Exercise » Turn the data below, from its first line through the line containing "chevron-down-icon [923, 143, 933, 157]", into a numbered list, leaving out any blank lines.

Records for processing »
—————
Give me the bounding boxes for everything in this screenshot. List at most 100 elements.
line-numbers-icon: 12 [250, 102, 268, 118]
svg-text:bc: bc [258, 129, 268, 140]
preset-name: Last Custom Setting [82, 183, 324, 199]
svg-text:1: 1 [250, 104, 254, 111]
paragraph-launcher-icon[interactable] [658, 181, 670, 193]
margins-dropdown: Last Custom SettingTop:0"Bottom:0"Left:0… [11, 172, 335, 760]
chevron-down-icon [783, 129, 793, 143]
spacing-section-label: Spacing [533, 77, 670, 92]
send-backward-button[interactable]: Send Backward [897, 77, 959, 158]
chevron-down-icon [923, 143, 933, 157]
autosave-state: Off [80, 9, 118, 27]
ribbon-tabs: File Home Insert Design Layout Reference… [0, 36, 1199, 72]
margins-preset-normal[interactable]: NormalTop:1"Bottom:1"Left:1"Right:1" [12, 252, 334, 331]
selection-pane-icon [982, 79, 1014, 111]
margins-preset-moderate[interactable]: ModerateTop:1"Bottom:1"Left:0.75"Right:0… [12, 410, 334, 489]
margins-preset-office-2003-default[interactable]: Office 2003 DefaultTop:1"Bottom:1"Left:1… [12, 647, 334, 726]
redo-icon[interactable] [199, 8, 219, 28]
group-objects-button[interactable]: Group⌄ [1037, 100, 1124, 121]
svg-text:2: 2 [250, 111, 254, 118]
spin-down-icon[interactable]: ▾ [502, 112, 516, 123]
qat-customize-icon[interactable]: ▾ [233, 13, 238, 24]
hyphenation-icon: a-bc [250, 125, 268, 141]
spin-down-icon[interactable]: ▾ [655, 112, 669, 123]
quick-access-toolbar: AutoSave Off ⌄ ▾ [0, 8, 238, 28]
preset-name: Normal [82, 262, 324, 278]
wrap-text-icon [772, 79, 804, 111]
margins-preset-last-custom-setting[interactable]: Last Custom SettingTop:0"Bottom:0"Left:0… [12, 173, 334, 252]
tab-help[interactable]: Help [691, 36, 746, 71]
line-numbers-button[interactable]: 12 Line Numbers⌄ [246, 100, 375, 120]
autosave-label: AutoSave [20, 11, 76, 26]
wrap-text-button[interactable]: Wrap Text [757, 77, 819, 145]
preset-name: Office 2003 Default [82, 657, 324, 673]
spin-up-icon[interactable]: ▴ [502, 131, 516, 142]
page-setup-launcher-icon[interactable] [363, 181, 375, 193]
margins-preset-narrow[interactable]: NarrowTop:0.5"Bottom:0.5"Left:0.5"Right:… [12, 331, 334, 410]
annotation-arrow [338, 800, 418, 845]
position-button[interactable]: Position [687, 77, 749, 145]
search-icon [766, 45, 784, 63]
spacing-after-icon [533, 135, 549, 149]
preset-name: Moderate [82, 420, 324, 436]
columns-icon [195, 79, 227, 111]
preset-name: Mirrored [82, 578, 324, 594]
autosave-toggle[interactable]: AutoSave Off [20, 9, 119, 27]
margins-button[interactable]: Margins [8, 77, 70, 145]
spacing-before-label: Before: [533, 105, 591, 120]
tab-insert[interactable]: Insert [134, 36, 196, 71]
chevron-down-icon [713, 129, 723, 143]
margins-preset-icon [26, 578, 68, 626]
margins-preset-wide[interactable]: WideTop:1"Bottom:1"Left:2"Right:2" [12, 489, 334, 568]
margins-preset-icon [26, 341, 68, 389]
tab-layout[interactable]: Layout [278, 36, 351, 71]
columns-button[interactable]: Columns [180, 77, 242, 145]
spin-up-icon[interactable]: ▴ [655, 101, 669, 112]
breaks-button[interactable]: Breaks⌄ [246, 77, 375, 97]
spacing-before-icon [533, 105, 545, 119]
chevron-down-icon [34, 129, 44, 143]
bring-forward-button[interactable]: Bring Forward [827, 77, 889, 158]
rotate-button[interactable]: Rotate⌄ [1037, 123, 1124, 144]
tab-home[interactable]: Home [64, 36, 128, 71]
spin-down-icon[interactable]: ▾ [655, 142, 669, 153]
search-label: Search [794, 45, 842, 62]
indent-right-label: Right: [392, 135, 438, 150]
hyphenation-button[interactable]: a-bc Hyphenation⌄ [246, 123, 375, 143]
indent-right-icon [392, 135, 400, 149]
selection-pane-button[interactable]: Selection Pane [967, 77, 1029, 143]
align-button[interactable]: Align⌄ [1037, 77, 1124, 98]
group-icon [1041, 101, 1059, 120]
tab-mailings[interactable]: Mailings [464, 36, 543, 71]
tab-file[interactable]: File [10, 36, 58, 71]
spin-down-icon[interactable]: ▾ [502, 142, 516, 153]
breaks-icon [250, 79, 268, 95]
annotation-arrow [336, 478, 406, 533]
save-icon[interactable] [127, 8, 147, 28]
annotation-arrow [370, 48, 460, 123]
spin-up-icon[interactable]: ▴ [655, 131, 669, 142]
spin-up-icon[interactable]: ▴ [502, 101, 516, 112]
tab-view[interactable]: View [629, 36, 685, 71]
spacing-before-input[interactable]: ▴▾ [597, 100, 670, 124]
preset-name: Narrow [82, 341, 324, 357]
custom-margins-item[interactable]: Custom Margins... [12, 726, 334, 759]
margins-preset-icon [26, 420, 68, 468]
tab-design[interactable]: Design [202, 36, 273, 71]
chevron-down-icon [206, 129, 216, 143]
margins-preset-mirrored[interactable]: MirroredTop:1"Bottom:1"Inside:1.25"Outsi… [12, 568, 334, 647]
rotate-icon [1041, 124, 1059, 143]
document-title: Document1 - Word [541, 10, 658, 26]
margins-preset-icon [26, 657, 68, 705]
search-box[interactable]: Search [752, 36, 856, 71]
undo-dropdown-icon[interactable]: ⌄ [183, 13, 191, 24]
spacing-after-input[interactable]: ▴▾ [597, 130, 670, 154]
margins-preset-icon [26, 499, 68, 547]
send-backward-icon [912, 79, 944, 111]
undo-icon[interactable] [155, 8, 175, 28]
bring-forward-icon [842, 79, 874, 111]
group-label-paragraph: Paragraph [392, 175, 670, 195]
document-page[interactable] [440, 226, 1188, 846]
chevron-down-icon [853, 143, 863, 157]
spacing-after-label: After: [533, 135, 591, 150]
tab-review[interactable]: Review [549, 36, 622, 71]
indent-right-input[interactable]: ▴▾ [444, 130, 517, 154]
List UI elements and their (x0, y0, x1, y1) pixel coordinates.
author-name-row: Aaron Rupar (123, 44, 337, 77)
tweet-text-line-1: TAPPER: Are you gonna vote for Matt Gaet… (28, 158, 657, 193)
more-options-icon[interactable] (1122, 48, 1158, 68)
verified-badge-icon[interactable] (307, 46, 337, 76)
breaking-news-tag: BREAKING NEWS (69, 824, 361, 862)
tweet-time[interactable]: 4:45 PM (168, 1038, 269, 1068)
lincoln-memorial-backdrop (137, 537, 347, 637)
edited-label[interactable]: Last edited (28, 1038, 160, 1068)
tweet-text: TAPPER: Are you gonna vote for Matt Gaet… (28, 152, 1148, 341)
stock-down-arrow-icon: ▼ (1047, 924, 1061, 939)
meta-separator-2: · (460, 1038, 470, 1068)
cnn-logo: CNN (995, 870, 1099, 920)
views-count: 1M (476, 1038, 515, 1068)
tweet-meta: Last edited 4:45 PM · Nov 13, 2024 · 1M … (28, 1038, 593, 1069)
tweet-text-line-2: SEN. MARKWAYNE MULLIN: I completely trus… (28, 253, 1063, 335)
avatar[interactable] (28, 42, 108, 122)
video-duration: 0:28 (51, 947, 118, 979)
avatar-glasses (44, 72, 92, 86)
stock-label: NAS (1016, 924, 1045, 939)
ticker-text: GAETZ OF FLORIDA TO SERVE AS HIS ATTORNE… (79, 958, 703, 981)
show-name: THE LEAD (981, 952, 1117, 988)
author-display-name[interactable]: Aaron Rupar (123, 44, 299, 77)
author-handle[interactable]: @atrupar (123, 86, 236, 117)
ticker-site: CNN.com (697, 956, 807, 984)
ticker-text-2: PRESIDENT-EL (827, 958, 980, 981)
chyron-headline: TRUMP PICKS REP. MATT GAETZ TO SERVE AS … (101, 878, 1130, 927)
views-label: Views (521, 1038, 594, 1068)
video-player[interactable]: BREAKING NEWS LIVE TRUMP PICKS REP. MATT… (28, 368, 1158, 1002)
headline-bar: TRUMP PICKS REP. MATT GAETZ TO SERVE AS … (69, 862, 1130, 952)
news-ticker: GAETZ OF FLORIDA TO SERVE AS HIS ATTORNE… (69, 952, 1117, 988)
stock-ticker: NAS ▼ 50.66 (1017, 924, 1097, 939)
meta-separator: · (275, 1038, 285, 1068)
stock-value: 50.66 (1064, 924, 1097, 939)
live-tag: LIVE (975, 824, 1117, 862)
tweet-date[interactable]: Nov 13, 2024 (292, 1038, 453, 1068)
—————
Answer below »
1. Give me the bounding boxes for everything in this screenshot. List at most 100 elements.
2. line-numbers-icon: 12 [250, 102, 268, 118]
3. svg-text:bc: bc [258, 129, 268, 140]
4. preset-name: Last Custom Setting [82, 183, 324, 199]
5. svg-text:1: 1 [250, 104, 254, 111]
6. paragraph-launcher-icon[interactable] [658, 181, 670, 193]
7. margins-dropdown: Last Custom SettingTop:0"Bottom:0"Left:0… [11, 172, 335, 760]
8. chevron-down-icon [783, 129, 793, 143]
9. spacing-section-label: Spacing [533, 77, 670, 92]
10. send-backward-button[interactable]: Send Backward [897, 77, 959, 158]
11. chevron-down-icon [923, 143, 933, 157]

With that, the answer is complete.